■ PROBLEM ■
Spot each line in the records below where the word "object" occurs, then copy it.

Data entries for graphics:

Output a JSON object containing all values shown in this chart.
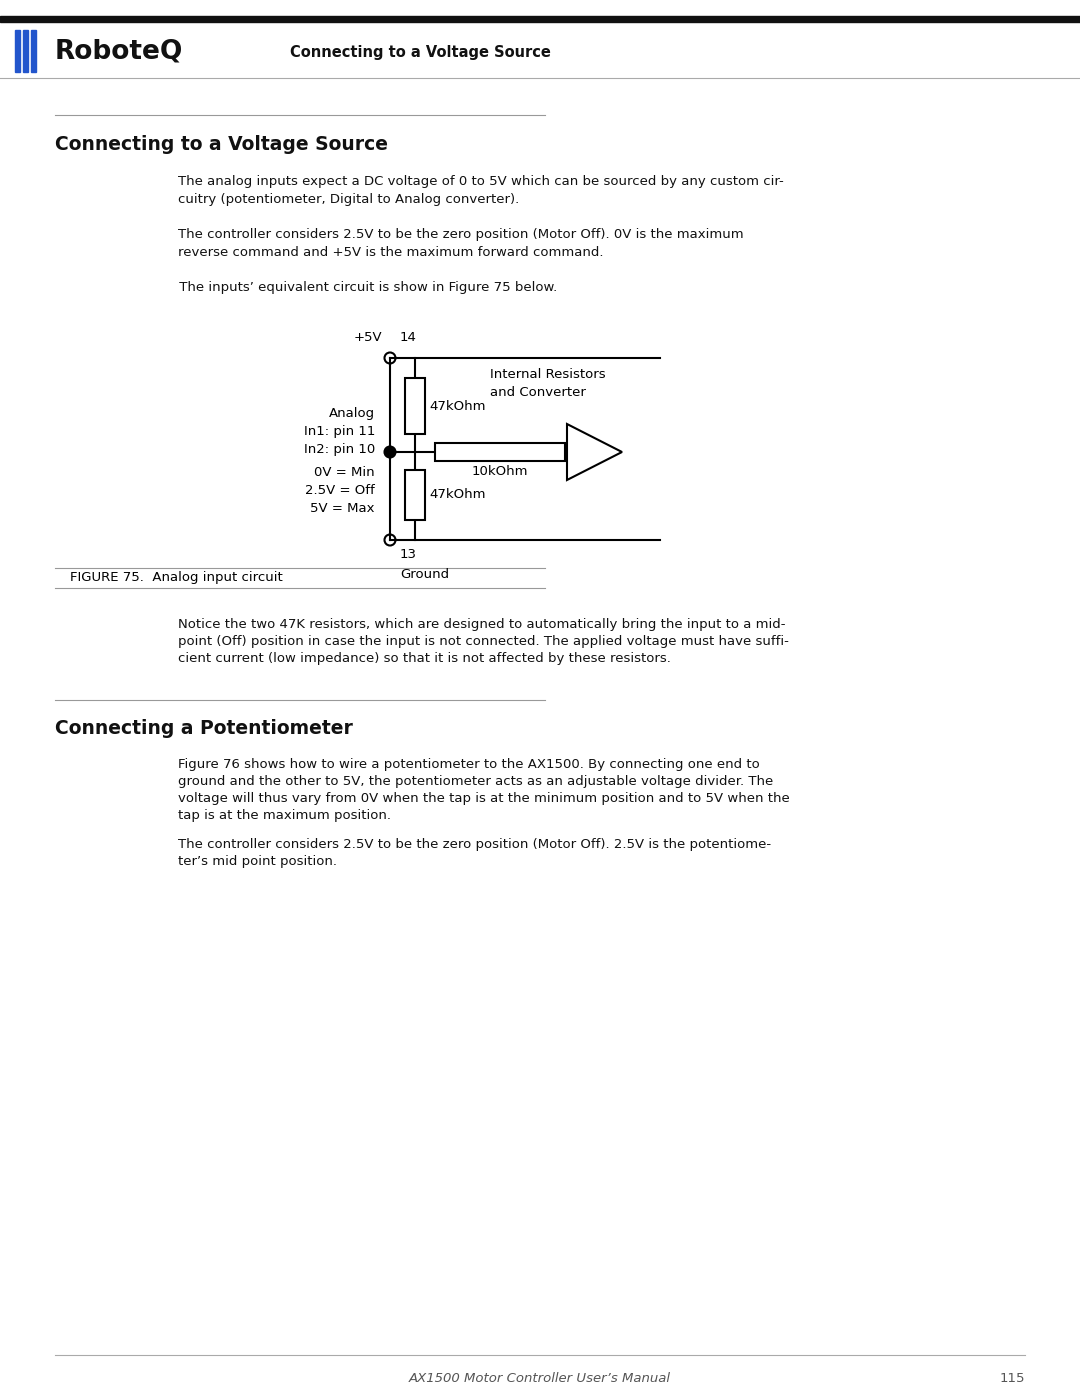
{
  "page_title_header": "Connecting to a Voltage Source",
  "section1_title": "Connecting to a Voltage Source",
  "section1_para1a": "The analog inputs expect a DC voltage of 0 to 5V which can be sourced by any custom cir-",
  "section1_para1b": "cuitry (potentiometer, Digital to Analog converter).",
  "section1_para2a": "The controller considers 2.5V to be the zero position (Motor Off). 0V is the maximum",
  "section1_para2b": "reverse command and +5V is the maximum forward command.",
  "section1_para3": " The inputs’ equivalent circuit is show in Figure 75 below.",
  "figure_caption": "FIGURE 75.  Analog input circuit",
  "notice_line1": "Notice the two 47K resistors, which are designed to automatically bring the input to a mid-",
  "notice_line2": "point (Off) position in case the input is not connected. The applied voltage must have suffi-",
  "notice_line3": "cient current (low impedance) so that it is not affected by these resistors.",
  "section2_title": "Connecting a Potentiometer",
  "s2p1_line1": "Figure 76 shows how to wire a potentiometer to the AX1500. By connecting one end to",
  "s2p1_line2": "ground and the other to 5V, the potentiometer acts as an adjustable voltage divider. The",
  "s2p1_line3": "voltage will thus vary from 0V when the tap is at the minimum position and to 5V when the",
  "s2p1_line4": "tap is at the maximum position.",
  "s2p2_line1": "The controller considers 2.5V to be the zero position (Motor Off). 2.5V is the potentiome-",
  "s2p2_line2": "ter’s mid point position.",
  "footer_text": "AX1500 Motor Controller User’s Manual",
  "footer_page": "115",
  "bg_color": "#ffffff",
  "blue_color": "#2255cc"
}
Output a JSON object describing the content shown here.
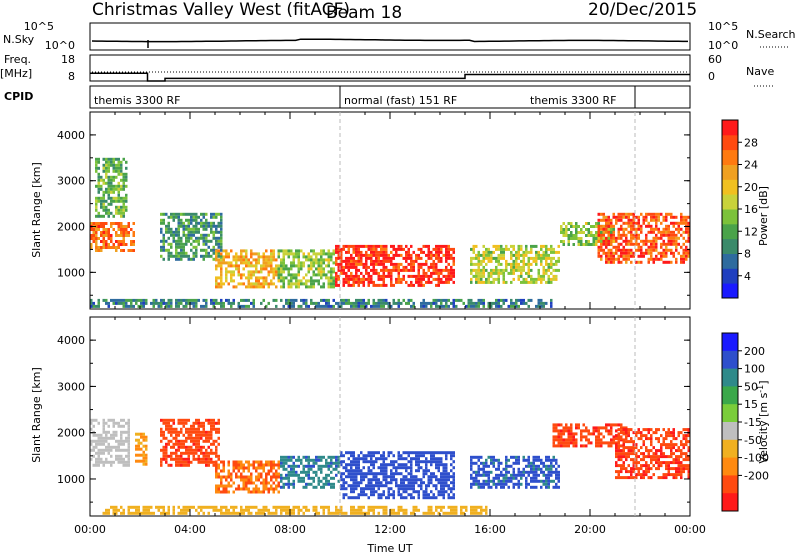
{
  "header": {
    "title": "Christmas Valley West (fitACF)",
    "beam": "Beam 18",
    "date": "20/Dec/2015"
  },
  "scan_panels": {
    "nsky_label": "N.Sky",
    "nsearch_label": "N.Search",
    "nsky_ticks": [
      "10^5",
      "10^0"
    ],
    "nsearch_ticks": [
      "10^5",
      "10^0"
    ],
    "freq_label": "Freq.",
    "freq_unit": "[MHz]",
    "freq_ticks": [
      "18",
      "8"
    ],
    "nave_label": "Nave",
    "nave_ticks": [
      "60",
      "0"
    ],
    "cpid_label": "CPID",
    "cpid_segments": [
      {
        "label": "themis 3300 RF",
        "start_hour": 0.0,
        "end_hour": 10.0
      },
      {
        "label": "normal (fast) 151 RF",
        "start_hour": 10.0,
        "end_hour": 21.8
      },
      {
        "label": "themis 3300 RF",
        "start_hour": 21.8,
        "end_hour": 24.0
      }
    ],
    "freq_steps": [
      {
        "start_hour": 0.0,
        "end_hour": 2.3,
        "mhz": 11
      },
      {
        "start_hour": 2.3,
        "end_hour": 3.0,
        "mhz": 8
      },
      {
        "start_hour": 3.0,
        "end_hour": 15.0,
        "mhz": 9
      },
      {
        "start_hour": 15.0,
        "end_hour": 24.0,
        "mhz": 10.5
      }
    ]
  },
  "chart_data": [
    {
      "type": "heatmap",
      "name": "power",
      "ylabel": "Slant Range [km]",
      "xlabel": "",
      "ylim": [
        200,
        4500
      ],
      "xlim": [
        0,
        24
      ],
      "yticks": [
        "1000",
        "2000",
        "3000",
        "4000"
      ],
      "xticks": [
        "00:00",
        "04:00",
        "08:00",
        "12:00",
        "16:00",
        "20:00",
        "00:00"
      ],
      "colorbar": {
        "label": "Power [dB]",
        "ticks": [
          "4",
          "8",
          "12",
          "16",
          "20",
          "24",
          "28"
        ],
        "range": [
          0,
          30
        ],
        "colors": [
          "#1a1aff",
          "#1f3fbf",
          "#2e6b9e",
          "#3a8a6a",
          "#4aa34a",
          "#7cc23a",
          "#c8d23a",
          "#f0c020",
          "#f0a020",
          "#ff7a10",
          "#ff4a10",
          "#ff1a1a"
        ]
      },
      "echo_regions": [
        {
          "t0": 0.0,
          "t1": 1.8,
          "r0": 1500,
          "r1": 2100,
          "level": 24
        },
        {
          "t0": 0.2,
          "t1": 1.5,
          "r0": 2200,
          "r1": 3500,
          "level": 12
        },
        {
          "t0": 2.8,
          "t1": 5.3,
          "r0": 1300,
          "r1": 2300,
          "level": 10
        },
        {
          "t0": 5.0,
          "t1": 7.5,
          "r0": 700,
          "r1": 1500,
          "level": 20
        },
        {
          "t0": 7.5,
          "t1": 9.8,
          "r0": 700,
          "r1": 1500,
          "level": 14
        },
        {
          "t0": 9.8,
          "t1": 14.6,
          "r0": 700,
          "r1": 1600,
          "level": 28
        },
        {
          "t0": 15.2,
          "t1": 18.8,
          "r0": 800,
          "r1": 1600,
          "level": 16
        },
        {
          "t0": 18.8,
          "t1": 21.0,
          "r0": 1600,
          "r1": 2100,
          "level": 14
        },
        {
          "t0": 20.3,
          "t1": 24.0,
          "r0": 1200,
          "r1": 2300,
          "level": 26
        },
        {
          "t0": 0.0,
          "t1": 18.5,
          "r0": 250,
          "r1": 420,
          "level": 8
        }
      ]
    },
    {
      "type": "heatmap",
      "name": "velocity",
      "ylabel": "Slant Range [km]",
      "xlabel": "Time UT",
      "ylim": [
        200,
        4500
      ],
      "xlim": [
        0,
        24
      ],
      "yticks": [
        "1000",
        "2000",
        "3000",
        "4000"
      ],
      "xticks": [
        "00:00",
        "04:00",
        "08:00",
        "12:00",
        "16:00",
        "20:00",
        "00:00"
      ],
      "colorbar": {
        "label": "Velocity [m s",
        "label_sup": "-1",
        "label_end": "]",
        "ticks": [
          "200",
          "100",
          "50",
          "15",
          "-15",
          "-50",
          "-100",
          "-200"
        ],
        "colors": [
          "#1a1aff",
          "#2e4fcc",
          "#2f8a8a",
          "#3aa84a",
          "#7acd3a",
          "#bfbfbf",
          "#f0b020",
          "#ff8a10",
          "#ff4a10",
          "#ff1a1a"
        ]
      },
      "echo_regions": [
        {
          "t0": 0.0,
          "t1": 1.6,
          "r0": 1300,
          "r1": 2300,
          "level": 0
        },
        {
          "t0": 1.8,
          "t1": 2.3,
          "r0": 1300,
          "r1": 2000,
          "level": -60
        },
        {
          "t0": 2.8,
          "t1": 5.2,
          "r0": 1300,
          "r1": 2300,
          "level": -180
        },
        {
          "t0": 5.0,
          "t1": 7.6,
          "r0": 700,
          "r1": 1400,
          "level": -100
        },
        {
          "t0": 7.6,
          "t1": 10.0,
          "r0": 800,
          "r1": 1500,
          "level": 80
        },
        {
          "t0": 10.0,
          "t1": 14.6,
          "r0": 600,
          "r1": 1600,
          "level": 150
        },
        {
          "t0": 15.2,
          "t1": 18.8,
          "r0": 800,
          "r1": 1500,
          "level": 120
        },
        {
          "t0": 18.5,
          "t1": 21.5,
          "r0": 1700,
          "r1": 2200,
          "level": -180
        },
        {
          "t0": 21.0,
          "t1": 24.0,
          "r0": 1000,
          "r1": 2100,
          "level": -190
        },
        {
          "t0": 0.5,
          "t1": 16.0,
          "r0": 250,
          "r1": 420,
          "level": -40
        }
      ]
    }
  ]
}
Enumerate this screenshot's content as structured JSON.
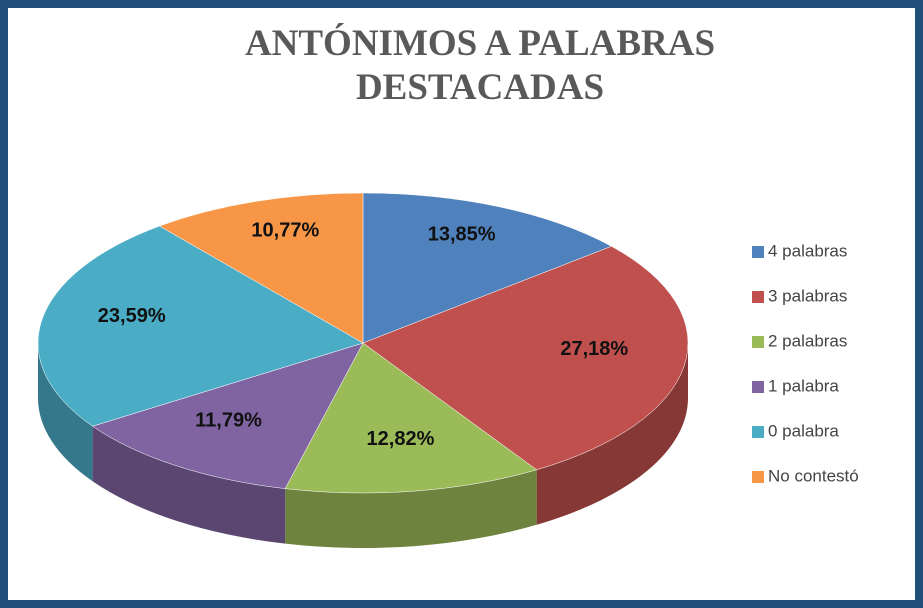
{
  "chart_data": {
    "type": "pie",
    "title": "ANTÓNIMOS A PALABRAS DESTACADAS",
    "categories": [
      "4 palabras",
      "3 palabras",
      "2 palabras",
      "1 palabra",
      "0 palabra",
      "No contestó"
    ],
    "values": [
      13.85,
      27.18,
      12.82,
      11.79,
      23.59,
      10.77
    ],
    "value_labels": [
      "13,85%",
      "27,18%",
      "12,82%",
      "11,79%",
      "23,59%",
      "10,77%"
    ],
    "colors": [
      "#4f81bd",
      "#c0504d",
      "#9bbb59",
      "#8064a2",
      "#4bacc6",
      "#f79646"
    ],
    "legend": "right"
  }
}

■ COMPLETE RESPONSE ■
Output a JSON object containing all values shown in this chart.
Output a JSON object describing the content shown here.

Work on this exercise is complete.